◆ What you have to do ◆
Return the whole listing, keeping every character the same.

[Start of Given records]

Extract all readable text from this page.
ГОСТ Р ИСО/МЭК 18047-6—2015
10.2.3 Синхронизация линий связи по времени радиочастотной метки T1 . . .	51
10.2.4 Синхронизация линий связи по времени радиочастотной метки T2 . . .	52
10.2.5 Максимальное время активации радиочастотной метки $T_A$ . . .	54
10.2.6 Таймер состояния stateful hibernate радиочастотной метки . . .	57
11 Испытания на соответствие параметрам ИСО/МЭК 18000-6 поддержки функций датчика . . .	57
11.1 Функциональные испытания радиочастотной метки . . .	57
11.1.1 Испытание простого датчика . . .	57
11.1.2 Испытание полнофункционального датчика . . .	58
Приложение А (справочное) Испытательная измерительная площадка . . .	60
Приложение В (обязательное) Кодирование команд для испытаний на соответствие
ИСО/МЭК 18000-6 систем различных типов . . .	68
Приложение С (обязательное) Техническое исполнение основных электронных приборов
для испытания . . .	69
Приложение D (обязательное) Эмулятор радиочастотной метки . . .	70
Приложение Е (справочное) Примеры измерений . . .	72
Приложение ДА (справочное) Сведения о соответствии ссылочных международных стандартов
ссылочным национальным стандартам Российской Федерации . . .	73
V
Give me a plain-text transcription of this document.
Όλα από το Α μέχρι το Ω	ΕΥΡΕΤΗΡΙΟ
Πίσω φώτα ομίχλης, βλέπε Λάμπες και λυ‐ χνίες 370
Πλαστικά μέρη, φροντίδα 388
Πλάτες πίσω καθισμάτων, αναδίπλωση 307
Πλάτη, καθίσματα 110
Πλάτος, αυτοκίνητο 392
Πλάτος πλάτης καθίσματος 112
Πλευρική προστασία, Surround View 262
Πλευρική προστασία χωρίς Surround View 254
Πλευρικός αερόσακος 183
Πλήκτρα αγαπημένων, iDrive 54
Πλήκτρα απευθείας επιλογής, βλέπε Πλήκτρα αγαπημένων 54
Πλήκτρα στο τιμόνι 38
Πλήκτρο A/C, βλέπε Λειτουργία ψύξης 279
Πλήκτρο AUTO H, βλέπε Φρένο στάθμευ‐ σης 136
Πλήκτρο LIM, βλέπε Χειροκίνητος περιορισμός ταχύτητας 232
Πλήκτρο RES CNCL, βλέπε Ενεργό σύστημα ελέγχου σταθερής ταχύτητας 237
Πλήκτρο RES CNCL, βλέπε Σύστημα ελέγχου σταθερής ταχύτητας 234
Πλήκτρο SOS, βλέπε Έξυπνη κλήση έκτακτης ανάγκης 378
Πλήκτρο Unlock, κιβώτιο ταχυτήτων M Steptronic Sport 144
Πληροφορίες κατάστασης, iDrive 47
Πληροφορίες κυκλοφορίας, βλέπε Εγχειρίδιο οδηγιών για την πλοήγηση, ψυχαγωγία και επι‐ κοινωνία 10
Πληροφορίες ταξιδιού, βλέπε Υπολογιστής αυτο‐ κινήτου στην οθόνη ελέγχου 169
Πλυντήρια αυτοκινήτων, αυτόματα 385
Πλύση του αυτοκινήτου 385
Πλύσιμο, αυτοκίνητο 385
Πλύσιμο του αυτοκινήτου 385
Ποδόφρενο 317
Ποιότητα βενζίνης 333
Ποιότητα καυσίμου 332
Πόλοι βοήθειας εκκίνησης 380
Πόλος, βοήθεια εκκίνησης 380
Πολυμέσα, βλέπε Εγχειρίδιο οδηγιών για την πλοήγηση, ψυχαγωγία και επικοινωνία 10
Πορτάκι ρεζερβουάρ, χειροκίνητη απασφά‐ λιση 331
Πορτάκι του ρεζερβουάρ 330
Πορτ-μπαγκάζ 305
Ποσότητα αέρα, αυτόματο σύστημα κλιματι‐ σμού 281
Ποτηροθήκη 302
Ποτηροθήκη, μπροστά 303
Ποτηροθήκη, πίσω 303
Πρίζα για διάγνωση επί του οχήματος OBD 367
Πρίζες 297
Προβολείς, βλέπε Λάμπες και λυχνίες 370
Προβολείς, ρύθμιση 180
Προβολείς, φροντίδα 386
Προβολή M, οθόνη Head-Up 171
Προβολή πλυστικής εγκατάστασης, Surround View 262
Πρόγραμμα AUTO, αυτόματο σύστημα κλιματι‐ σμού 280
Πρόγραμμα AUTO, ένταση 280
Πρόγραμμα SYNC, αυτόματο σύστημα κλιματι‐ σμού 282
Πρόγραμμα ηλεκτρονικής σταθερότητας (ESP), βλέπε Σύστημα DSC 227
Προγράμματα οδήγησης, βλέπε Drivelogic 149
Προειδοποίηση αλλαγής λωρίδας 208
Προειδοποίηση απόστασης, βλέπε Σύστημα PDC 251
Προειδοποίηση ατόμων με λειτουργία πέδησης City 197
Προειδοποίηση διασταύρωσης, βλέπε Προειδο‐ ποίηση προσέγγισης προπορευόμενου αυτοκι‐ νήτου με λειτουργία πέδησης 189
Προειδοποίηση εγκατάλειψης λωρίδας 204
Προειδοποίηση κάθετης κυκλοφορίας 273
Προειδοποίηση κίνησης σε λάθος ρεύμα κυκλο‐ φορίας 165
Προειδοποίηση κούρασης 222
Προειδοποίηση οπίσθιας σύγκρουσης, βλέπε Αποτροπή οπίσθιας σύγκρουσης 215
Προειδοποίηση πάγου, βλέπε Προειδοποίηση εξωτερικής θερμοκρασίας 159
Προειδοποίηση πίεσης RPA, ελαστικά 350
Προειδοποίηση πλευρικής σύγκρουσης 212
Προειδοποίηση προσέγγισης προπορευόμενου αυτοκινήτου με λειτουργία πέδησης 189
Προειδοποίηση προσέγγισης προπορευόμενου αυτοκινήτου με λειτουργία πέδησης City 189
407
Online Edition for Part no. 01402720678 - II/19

[End of Given records]

◆ Response for this exercise ◆
Extract all readable text from this page.
ГОСТ Р ИСО/МЭК 18047-6—2015
10.2.3 Синхронизация линий связи по времени радиочастотной метки T1 . . .	51
10.2.4 Синхронизация линий связи по времени радиочастотной метки T2 . . .	52
10.2.5 Максимальное время активации радиочастотной метки $T_A$ . . .	54
10.2.6 Таймер состояния stateful hibernate радиочастотной метки . . .	57
11 Испытания на соответствие параметрам ИСО/МЭК 18000-6 поддержки функций датчика . . .	57
11.1 Функциональные испытания радиочастотной метки . . .	57
11.1.1 Испытание простого датчика . . .	57
11.1.2 Испытание полнофункционального датчика . . .	58
Приложение А (справочное) Испытательная измерительная площадка . . .	60
Приложение В (обязательное) Кодирование команд для испытаний на соответствие
ИСО/МЭК 18000-6 систем различных типов . . .	68
Приложение С (обязательное) Техническое исполнение основных электронных приборов
для испытания . . .	69
Приложение D (обязательное) Эмулятор радиочастотной метки . . .	70
Приложение Е (справочное) Примеры измерений . . .	72
Приложение ДА (справочное) Сведения о соответствии ссылочных международных стандартов
ссылочным национальным стандартам Российской Федерации . . .	73
V
Give me a plain-text transcription of this document.
Όλα από το Α μέχρι το Ω	ΕΥΡΕΤΗΡΙΟ
Πίσω φώτα ομίχλης, βλέπε Λάμπες και λυ‐ χνίες 370
Πλαστικά μέρη, φροντίδα 388
Πλάτες πίσω καθισμάτων, αναδίπλωση 307
Πλάτη, καθίσματα 110
Πλάτος, αυτοκίνητο 392
Πλάτος πλάτης καθίσματος 112
Πλευρική προστασία, Surround View 262
Πλευρική προστασία χωρίς Surround View 254
Πλευρικός αερόσακος 183
Πλήκτρα αγαπημένων, iDrive 54
Πλήκτρα απευθείας επιλογής, βλέπε Πλήκτρα αγαπημένων 54
Πλήκτρα στο τιμόνι 38
Πλήκτρο A/C, βλέπε Λειτουργία ψύξης 279
Πλήκτρο AUTO H, βλέπε Φρένο στάθμευ‐ σης 136
Πλήκτρο LIM, βλέπε Χειροκίνητος περιορισμός ταχύτητας 232
Πλήκτρο RES CNCL, βλέπε Ενεργό σύστημα ελέγχου σταθερής ταχύτητας 237
Πλήκτρο RES CNCL, βλέπε Σύστημα ελέγχου σταθερής ταχύτητας 234
Πλήκτρο SOS, βλέπε Έξυπνη κλήση έκτακτης ανάγκης 378
Πλήκτρο Unlock, κιβώτιο ταχυτήτων M Steptronic Sport 144
Πληροφορίες κατάστασης, iDrive 47
Πληροφορίες κυκλοφορίας, βλέπε Εγχειρίδιο οδηγιών για την πλοήγηση, ψυχαγωγία και επι‐ κοινωνία 10
Πληροφορίες ταξιδιού, βλέπε Υπολογιστής αυτο‐ κινήτου στην οθόνη ελέγχου 169
Πλυντήρια αυτοκινήτων, αυτόματα 385
Πλύση του αυτοκινήτου 385
Πλύσιμο, αυτοκίνητο 385
Πλύσιμο του αυτοκινήτου 385
Ποδόφρενο 317
Ποιότητα βενζίνης 333
Ποιότητα καυσίμου 332
Πόλοι βοήθειας εκκίνησης 380
Πόλος, βοήθεια εκκίνησης 380
Πολυμέσα, βλέπε Εγχειρίδιο οδηγιών για την πλοήγηση, ψυχαγωγία και επικοινωνία 10
Πορτάκι ρεζερβουάρ, χειροκίνητη απασφά‐ λιση 331
Πορτάκι του ρεζερβουάρ 330
Πορτ-μπαγκάζ 305
Ποσότητα αέρα, αυτόματο σύστημα κλιματι‐ σμού 281
Ποτηροθήκη 302
Ποτηροθήκη, μπροστά 303
Ποτηροθήκη, πίσω 303
Πρίζα για διάγνωση επί του οχήματος OBD 367
Πρίζες 297
Προβολείς, βλέπε Λάμπες και λυχνίες 370
Προβολείς, ρύθμιση 180
Προβολείς, φροντίδα 386
Προβολή M, οθόνη Head-Up 171
Προβολή πλυστικής εγκατάστασης, Surround View 262
Πρόγραμμα AUTO, αυτόματο σύστημα κλιματι‐ σμού 280
Πρόγραμμα AUTO, ένταση 280
Πρόγραμμα SYNC, αυτόματο σύστημα κλιματι‐ σμού 282
Πρόγραμμα ηλεκτρονικής σταθερότητας (ESP), βλέπε Σύστημα DSC 227
Προγράμματα οδήγησης, βλέπε Drivelogic 149
Προειδοποίηση αλλαγής λωρίδας 208
Προειδοποίηση απόστασης, βλέπε Σύστημα PDC 251
Προειδοποίηση ατόμων με λειτουργία πέδησης City 197
Προειδοποίηση διασταύρωσης, βλέπε Προειδο‐ ποίηση προσέγγισης προπορευόμενου αυτοκι‐ νήτου με λειτουργία πέδησης 189
Προειδοποίηση εγκατάλειψης λωρίδας 204
Προειδοποίηση κάθετης κυκλοφορίας 273
Προειδοποίηση κίνησης σε λάθος ρεύμα κυκλο‐ φορίας 165
Προειδοποίηση κούρασης 222
Προειδοποίηση οπίσθιας σύγκρουσης, βλέπε Αποτροπή οπίσθιας σύγκρουσης 215
Προειδοποίηση πάγου, βλέπε Προειδοποίηση εξωτερικής θερμοκρασίας 159
Προειδοποίηση πίεσης RPA, ελαστικά 350
Προειδοποίηση πλευρικής σύγκρουσης 212
Προειδοποίηση προσέγγισης προπορευόμενου αυτοκινήτου με λειτουργία πέδησης 189
Προειδοποίηση προσέγγισης προπορευόμενου αυτοκινήτου με λειτουργία πέδησης City 189
407
Online Edition for Part no. 01402720678 - II/19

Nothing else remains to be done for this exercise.